__Data items__:
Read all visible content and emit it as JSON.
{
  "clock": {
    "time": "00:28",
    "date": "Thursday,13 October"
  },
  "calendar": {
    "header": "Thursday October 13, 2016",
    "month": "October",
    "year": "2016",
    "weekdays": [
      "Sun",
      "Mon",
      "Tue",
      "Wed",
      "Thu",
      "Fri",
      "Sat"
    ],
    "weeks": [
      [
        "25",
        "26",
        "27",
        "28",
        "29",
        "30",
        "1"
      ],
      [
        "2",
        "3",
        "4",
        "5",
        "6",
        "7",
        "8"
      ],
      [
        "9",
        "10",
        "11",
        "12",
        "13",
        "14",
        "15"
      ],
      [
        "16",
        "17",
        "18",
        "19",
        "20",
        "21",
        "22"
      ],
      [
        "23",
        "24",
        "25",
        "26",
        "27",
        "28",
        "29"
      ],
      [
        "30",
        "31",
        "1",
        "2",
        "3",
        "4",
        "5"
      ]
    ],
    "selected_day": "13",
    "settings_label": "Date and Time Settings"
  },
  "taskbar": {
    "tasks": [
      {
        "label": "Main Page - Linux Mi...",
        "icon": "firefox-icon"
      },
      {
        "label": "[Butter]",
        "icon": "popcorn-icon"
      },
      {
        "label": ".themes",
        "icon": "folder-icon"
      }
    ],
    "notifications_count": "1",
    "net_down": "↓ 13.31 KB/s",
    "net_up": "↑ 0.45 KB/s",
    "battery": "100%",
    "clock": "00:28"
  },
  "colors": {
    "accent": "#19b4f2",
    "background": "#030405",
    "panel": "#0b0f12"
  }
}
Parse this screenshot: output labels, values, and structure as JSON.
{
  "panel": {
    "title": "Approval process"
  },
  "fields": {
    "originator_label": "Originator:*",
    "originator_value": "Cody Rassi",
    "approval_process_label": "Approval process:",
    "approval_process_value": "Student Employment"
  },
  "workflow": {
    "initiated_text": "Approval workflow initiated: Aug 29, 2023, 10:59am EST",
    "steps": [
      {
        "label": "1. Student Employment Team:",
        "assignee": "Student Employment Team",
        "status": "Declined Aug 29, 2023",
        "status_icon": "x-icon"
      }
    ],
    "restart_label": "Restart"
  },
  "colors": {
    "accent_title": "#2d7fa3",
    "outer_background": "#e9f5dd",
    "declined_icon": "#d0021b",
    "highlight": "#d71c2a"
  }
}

__TASK__:
Find the lines that include the string "Thursday", then copy each of them.

__RESULT__:
    "date": "Thursday,13 October"
    "header": "Thursday October 13, 2016",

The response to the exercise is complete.